_Task instructions:_ Pick up the text on the sanctuary and its sacred sycamore after its final sentence and carry it forward.

_Selected text:_
►

From the outside, the present-day sanctuary is a featureless cube at the base of the rock wall, next to the stream. Upon entering, you are greeted by a pillared courtyard, with 19th-century Qajar-style stucco on the opposite side: two angels supporting a building inscription, flanked by a deer and a ram. A huge plane tree (Old World sycamore, Platanus orientalis) with many trunks grows in the yard. It is quite old, but probably consists of lateral shoots of an even older tree.

The sycamore was the sacred tree of the Zoroastrians. Old sycamores stand in front of most of the ancient Zoroastrian shrines converted into mosques, as well as in the Zoroastrian shrine of Chak Chak, which is still in use today. Herodotus mentions that Xerxes, marching with his army to Greece, on his way

“…saw a delightfully beautiful sycamore tree. He embellished it with golden ornaments, and entrusted one of his immortals with its guarding.” (Historiae, 7.31)

◄

_Supplied data:_
►

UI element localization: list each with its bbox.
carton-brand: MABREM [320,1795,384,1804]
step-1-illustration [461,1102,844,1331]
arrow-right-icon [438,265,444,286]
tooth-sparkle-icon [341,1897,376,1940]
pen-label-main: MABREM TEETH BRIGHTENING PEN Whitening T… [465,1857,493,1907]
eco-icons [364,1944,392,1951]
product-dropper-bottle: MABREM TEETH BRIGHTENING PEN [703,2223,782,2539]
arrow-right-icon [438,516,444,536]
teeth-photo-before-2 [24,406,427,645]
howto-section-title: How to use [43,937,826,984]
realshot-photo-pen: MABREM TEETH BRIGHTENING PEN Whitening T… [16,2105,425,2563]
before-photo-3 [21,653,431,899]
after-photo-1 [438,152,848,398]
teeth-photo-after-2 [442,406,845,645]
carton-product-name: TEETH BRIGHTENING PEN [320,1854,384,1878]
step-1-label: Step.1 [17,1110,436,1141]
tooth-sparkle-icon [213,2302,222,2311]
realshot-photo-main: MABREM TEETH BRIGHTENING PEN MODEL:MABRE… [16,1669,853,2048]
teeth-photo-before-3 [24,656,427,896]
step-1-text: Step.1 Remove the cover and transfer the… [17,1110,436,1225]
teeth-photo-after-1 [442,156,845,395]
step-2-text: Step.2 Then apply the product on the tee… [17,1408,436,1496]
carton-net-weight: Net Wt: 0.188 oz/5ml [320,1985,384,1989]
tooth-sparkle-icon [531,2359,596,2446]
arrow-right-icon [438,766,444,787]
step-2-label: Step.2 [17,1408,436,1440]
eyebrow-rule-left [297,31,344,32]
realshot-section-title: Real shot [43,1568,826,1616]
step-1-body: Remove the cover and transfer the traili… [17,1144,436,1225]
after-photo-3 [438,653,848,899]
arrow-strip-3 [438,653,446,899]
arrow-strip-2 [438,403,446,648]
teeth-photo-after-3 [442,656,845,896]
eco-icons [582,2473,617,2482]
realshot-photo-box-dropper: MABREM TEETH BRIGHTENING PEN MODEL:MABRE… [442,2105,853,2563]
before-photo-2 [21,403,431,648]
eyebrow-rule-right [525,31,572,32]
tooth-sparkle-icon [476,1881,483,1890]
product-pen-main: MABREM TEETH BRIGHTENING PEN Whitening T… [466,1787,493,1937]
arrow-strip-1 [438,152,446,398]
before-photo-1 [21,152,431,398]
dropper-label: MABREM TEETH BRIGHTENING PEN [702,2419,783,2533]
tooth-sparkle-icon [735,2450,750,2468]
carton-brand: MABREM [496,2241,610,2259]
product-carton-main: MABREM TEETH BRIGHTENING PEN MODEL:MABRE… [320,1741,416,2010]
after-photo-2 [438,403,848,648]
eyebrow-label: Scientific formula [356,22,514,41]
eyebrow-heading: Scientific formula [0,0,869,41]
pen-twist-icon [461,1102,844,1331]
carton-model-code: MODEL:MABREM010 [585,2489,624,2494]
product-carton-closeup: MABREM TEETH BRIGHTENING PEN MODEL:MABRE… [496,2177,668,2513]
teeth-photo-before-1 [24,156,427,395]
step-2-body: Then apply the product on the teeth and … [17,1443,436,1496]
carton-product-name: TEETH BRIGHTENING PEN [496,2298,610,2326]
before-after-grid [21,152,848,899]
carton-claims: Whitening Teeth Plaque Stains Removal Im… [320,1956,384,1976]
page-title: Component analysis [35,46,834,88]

◄

_Response:_
However, the courtyard is only the front porch of the actual shrine, to which a door decorated with stucco and mirror inlays opens to the left. This shrine is actually a cave in the rock, which has a fireplace for the eternally burning fire, and probably a narrow branch of the stream, which has since been diverted, was also introduced here so that the four sacred elements – fire, water, earth, air – were all present. This was certainly the original sanctuary, built many centuries BC, and the forecourt, renovated in 1881 was later added to it.

The church is abandoned, but still in relatively good condition. They might have stopped visiting it only after the Islamic revolution. They scribbled graffiti on its walls, but otherwise they keep it clean, they don’t destroy it. The plastic poster stretched on the back wall of the courtyard also calls for its protection. It is a great experience to stand here, on such an island of the living past. How long will it stay this way?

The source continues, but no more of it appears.